(TASK BRIEF) Tally every line featuring "What", then give that tally alone.

-- begin --

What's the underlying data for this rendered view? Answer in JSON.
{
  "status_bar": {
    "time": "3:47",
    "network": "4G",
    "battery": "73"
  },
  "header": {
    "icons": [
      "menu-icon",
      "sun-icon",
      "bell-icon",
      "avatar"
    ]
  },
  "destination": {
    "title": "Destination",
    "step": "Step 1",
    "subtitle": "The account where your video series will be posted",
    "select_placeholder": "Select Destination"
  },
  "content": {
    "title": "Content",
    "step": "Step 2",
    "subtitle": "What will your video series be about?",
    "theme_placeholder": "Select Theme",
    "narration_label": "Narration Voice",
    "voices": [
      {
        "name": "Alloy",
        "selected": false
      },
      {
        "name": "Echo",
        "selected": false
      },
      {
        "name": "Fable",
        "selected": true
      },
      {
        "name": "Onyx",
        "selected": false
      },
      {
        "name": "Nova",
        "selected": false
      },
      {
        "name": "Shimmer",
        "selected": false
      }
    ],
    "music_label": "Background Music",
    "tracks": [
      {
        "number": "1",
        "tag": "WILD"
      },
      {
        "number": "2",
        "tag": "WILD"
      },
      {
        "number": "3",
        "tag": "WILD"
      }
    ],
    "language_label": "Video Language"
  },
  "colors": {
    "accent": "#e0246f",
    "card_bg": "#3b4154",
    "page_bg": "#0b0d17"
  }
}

-- end --

(TASK RESPONSE) 2